WHAT IS BEING ASKED:
Scan the material that follows. Copy every line containing the word "help".

DATA TO USE:
>> Begin

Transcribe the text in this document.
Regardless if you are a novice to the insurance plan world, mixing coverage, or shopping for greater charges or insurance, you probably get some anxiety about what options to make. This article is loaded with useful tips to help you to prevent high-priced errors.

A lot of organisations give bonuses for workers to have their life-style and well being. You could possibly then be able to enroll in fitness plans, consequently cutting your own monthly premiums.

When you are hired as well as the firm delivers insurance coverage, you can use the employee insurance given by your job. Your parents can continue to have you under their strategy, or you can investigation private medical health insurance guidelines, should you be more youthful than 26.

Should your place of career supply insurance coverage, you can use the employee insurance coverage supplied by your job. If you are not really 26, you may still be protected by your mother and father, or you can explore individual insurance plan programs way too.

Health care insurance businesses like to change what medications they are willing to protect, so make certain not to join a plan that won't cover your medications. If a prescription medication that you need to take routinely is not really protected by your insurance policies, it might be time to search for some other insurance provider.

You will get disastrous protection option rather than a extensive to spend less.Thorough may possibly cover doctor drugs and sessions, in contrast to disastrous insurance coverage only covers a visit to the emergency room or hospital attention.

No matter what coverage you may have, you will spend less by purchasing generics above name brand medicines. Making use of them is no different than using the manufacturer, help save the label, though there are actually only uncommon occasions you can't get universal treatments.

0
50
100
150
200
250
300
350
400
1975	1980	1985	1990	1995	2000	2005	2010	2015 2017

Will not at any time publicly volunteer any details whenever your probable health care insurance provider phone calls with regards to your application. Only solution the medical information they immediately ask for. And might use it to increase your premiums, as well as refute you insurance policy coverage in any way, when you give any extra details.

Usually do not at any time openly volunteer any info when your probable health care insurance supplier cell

>> End

WORKED SOLUTION:
Regardless if you are a novice to the insurance plan world, mixing coverage, or shopping for greater charges or insurance, you probably get some anxiety about what options to make. This article is loaded with useful tips to help you to prevent high-priced errors.
No matter what coverage you may have, you will spend less by purchasing generics above name brand medicines. Making use of them is no different than using the manufacturer, help save the label, though there are actually only uncommon occasions you can't get universal treatments.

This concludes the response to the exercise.